··· Raw records
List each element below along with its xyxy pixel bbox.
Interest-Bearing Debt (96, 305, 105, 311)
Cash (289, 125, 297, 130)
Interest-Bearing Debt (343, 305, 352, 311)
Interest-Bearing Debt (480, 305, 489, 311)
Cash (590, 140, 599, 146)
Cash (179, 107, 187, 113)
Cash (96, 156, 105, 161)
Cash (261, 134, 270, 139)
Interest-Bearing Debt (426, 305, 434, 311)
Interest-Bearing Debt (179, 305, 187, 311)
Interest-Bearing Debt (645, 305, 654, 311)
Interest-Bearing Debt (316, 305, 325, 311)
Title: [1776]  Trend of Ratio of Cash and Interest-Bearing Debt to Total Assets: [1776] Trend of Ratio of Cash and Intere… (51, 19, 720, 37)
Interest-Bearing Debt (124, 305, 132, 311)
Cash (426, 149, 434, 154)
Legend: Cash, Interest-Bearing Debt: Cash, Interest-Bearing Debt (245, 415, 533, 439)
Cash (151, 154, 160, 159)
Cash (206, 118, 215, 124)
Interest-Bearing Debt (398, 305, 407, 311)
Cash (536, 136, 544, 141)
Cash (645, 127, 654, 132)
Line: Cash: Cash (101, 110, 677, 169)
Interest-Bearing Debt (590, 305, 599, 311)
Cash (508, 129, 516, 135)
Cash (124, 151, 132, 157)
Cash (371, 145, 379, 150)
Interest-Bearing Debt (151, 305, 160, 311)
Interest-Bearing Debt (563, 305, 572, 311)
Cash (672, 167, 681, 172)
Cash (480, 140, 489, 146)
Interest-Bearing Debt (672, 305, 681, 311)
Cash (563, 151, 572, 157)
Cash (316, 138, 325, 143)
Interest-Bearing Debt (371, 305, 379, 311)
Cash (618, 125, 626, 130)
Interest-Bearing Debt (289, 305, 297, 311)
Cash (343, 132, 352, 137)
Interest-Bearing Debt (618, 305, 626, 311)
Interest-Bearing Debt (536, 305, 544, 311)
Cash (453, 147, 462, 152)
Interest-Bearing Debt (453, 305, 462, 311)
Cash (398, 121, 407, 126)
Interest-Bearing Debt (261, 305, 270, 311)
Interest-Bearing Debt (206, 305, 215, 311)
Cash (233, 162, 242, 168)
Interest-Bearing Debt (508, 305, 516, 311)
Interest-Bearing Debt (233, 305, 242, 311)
······
> _Task instructions_
Locate each line in the rows above that contains the word "pixel", and copy every such line in full.

> _Task answer_
List each element below along with its xyxy pixel bbox.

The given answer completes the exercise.